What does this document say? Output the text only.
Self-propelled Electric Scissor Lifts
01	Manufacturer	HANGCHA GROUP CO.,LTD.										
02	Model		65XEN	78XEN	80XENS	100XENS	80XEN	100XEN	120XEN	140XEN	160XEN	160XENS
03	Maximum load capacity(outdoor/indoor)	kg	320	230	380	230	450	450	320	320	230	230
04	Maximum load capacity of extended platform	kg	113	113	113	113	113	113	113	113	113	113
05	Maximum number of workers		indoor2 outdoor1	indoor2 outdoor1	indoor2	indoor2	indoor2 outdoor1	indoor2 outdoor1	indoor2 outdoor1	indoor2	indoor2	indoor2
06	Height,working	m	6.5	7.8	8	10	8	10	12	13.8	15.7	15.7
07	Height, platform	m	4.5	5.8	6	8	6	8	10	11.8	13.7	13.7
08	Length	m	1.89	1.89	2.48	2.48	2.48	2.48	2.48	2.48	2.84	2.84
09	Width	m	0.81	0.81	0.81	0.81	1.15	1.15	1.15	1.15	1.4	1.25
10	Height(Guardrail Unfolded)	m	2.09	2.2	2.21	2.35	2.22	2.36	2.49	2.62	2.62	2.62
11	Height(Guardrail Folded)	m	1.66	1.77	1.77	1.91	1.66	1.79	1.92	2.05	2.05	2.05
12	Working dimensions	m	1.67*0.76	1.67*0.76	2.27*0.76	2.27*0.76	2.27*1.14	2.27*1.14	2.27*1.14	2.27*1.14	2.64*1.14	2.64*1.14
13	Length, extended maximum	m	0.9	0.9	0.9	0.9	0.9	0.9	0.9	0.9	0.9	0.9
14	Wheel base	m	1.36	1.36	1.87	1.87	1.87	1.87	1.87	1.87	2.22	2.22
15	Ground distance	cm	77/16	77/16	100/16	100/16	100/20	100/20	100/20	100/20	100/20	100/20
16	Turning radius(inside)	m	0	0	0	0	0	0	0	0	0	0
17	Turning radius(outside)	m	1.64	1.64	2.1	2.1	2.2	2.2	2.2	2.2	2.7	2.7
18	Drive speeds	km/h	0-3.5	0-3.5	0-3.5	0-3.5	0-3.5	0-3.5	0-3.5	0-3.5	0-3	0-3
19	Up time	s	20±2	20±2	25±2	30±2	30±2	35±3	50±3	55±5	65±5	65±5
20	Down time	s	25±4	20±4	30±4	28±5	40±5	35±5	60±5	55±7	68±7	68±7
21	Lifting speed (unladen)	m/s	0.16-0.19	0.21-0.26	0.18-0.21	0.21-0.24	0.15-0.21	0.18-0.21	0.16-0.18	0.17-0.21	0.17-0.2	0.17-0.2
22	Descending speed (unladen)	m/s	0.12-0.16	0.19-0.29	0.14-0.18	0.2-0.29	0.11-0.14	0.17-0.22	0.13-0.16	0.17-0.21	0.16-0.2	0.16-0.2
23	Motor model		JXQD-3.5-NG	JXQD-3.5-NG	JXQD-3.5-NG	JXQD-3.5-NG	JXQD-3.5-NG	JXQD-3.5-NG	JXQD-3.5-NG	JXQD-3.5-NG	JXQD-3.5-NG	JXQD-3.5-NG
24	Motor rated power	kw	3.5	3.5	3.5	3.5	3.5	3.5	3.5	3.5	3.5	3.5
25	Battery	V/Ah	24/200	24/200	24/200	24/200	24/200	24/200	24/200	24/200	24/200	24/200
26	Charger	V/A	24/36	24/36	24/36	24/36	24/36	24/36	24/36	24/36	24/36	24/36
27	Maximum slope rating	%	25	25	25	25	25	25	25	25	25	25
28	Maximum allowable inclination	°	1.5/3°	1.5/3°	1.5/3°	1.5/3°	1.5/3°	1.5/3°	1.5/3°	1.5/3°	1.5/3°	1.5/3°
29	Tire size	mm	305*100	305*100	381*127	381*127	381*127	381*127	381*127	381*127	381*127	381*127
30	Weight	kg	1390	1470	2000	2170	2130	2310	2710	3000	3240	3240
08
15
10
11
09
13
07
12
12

* * *

Goal: Write an exact transcription of every entry above.

The solution:
What does this document say? Output the text only.
Self-propelled Electric Scissor Lifts
01	Manufacturer	HANGCHA GROUP CO.,LTD.										
02	Model		65XEN	78XEN	80XENS	100XENS	80XEN	100XEN	120XEN	140XEN	160XEN	160XENS
03	Maximum load capacity(outdoor/indoor)	kg	320	230	380	230	450	450	320	320	230	230
04	Maximum load capacity of extended platform	kg	113	113	113	113	113	113	113	113	113	113
05	Maximum number of workers		indoor2 outdoor1	indoor2 outdoor1	indoor2	indoor2	indoor2 outdoor1	indoor2 outdoor1	indoor2 outdoor1	indoor2	indoor2	indoor2
06	Height,working	m	6.5	7.8	8	10	8	10	12	13.8	15.7	15.7
07	Height, platform	m	4.5	5.8	6	8	6	8	10	11.8	13.7	13.7
08	Length	m	1.89	1.89	2.48	2.48	2.48	2.48	2.48	2.48	2.84	2.84
09	Width	m	0.81	0.81	0.81	0.81	1.15	1.15	1.15	1.15	1.4	1.25
10	Height(Guardrail Unfolded)	m	2.09	2.2	2.21	2.35	2.22	2.36	2.49	2.62	2.62	2.62
11	Height(Guardrail Folded)	m	1.66	1.77	1.77	1.91	1.66	1.79	1.92	2.05	2.05	2.05
12	Working dimensions	m	1.67*0.76	1.67*0.76	2.27*0.76	2.27*0.76	2.27*1.14	2.27*1.14	2.27*1.14	2.27*1.14	2.64*1.14	2.64*1.14
13	Length, extended maximum	m	0.9	0.9	0.9	0.9	0.9	0.9	0.9	0.9	0.9	0.9
14	Wheel base	m	1.36	1.36	1.87	1.87	1.87	1.87	1.87	1.87	2.22	2.22
15	Ground distance	cm	77/16	77/16	100/16	100/16	100/20	100/20	100/20	100/20	100/20	100/20
16	Turning radius(inside)	m	0	0	0	0	0	0	0	0	0	0
17	Turning radius(outside)	m	1.64	1.64	2.1	2.1	2.2	2.2	2.2	2.2	2.7	2.7
18	Drive speeds	km/h	0-3.5	0-3.5	0-3.5	0-3.5	0-3.5	0-3.5	0-3.5	0-3.5	0-3	0-3
19	Up time	s	20±2	20±2	25±2	30±2	30±2	35±3	50±3	55±5	65±5	65±5
20	Down time	s	25±4	20±4	30±4	28±5	40±5	35±5	60±5	55±7	68±7	68±7
21	Lifting speed (unladen)	m/s	0.16-0.19	0.21-0.26	0.18-0.21	0.21-0.24	0.15-0.21	0.18-0.21	0.16-0.18	0.17-0.21	0.17-0.2	0.17-0.2
22	Descending speed (unladen)	m/s	0.12-0.16	0.19-0.29	0.14-0.18	0.2-0.29	0.11-0.14	0.17-0.22	0.13-0.16	0.17-0.21	0.16-0.2	0.16-0.2
23	Motor model		JXQD-3.5-NG	JXQD-3.5-NG	JXQD-3.5-NG	JXQD-3.5-NG	JXQD-3.5-NG	JXQD-3.5-NG	JXQD-3.5-NG	JXQD-3.5-NG	JXQD-3.5-NG	JXQD-3.5-NG
24	Motor rated power	kw	3.5	3.5	3.5	3.5	3.5	3.5	3.5	3.5	3.5	3.5
25	Battery	V/Ah	24/200	24/200	24/200	24/200	24/200	24/200	24/200	24/200	24/200	24/200
26	Charger	V/A	24/36	24/36	24/36	24/36	24/36	24/36	24/36	24/36	24/36	24/36
27	Maximum slope rating	%	25	25	25	25	25	25	25	25	25	25
28	Maximum allowable inclination	°	1.5/3°	1.5/3°	1.5/3°	1.5/3°	1.5/3°	1.5/3°	1.5/3°	1.5/3°	1.5/3°	1.5/3°
29	Tire size	mm	305*100	305*100	381*127	381*127	381*127	381*127	381*127	381*127	381*127	381*127
30	Weight	kg	1390	1470	2000	2170	2130	2310	2710	3000	3240	3240
08
15
10
11
09
13
07
12
12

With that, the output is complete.